Output all of the entries exactly as written.

---

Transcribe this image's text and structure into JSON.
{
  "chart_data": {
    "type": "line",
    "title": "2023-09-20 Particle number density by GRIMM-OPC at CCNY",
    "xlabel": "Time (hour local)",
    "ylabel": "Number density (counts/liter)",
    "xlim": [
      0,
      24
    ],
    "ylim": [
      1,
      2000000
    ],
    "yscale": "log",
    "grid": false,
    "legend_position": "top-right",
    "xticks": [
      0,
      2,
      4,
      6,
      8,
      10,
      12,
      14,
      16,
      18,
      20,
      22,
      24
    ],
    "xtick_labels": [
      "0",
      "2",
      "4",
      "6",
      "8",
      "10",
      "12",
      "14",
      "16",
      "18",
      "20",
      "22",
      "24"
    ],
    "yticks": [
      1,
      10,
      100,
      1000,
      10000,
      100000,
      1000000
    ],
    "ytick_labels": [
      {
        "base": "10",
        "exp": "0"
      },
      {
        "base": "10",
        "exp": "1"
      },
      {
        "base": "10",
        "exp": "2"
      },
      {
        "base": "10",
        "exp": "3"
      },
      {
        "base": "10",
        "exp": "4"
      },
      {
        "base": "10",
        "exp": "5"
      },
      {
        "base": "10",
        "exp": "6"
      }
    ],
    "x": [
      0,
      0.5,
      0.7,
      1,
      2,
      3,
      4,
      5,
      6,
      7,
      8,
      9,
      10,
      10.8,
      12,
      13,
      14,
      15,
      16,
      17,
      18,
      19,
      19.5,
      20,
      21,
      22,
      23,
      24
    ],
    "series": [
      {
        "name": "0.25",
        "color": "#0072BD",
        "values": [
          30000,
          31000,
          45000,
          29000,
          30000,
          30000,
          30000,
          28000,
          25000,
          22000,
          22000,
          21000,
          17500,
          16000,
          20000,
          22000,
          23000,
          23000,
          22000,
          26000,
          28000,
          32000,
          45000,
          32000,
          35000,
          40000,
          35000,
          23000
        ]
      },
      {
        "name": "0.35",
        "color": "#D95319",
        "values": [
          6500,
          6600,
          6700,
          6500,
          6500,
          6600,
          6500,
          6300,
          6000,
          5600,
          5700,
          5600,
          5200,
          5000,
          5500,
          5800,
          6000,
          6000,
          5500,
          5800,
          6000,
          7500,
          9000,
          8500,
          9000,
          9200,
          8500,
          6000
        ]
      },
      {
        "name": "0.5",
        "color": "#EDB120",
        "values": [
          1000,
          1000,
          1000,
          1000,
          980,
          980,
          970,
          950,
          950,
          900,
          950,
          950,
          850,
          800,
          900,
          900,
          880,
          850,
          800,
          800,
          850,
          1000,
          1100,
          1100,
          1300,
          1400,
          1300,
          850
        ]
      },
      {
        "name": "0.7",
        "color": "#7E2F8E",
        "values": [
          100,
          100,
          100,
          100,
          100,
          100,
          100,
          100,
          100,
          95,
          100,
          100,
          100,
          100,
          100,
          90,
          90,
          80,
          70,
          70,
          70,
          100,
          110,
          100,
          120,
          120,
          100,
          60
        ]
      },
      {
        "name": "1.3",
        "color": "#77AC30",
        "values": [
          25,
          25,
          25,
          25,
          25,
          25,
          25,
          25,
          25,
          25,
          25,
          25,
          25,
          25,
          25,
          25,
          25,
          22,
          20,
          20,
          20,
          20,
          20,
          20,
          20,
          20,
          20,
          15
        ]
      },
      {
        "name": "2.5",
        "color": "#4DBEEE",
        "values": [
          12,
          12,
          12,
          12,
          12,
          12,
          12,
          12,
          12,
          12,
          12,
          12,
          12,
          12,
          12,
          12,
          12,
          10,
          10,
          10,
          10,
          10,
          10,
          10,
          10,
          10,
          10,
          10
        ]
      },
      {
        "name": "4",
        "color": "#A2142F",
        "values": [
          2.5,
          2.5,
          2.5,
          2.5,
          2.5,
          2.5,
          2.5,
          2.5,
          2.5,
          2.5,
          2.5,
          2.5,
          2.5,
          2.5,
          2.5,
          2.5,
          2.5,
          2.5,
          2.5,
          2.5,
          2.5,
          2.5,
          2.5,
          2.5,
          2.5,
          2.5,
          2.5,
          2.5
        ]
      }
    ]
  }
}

---

_Finished exercise_
Transcribe this image's text and structure into JSON.
{
  "chart_data": {
    "type": "line",
    "title": "2023-09-20 Particle number density by GRIMM-OPC at CCNY",
    "xlabel": "Time (hour local)",
    "ylabel": "Number density (counts/liter)",
    "xlim": [
      0,
      24
    ],
    "ylim": [
      1,
      2000000
    ],
    "yscale": "log",
    "grid": false,
    "legend_position": "top-right",
    "xticks": [
      0,
      2,
      4,
      6,
      8,
      10,
      12,
      14,
      16,
      18,
      20,
      22,
      24
    ],
    "xtick_labels": [
      "0",
      "2",
      "4",
      "6",
      "8",
      "10",
      "12",
      "14",
      "16",
      "18",
      "20",
      "22",
      "24"
    ],
    "yticks": [
      1,
      10,
      100,
      1000,
      10000,
      100000,
      1000000
    ],
    "ytick_labels": [
      {
        "base": "10",
        "exp": "0"
      },
      {
        "base": "10",
        "exp": "1"
      },
      {
        "base": "10",
        "exp": "2"
      },
      {
        "base": "10",
        "exp": "3"
      },
      {
        "base": "10",
        "exp": "4"
      },
      {
        "base": "10",
        "exp": "5"
      },
      {
        "base": "10",
        "exp": "6"
      }
    ],
    "x": [
      0,
      0.5,
      0.7,
      1,
      2,
      3,
      4,
      5,
      6,
      7,
      8,
      9,
      10,
      10.8,
      12,
      13,
      14,
      15,
      16,
      17,
      18,
      19,
      19.5,
      20,
      21,
      22,
      23,
      24
    ],
    "series": [
      {
        "name": "0.25",
        "color": "#0072BD",
        "values": [
          30000,
          31000,
          45000,
          29000,
          30000,
          30000,
          30000,
          28000,
          25000,
          22000,
          22000,
          21000,
          17500,
          16000,
          20000,
          22000,
          23000,
          23000,
          22000,
          26000,
          28000,
          32000,
          45000,
          32000,
          35000,
          40000,
          35000,
          23000
        ]
      },
      {
        "name": "0.35",
        "color": "#D95319",
        "values": [
          6500,
          6600,
          6700,
          6500,
          6500,
          6600,
          6500,
          6300,
          6000,
          5600,
          5700,
          5600,
          5200,
          5000,
          5500,
          5800,
          6000,
          6000,
          5500,
          5800,
          6000,
          7500,
          9000,
          8500,
          9000,
          9200,
          8500,
          6000
        ]
      },
      {
        "name": "0.5",
        "color": "#EDB120",
        "values": [
          1000,
          1000,
          1000,
          1000,
          980,
          980,
          970,
          950,
          950,
          900,
          950,
          950,
          850,
          800,
          900,
          900,
          880,
          850,
          800,
          800,
          850,
          1000,
          1100,
          1100,
          1300,
          1400,
          1300,
          850
        ]
      },
      {
        "name": "0.7",
        "color": "#7E2F8E",
        "values": [
          100,
          100,
          100,
          100,
          100,
          100,
          100,
          100,
          100,
          95,
          100,
          100,
          100,
          100,
          100,
          90,
          90,
          80,
          70,
          70,
          70,
          100,
          110,
          100,
          120,
          120,
          100,
          60
        ]
      },
      {
        "name": "1.3",
        "color": "#77AC30",
        "values": [
          25,
          25,
          25,
          25,
          25,
          25,
          25,
          25,
          25,
          25,
          25,
          25,
          25,
          25,
          25,
          25,
          25,
          22,
          20,
          20,
          20,
          20,
          20,
          20,
          20,
          20,
          20,
          15
        ]
      },
      {
        "name": "2.5",
        "color": "#4DBEEE",
        "values": [
          12,
          12,
          12,
          12,
          12,
          12,
          12,
          12,
          12,
          12,
          12,
          12,
          12,
          12,
          12,
          12,
          12,
          10,
          10,
          10,
          10,
          10,
          10,
          10,
          10,
          10,
          10,
          10
        ]
      },
      {
        "name": "4",
        "color": "#A2142F",
        "values": [
          2.5,
          2.5,
          2.5,
          2.5,
          2.5,
          2.5,
          2.5,
          2.5,
          2.5,
          2.5,
          2.5,
          2.5,
          2.5,
          2.5,
          2.5,
          2.5,
          2.5,
          2.5,
          2.5,
          2.5,
          2.5,
          2.5,
          2.5,
          2.5,
          2.5,
          2.5,
          2.5,
          2.5
        ]
      }
    ]
  }
}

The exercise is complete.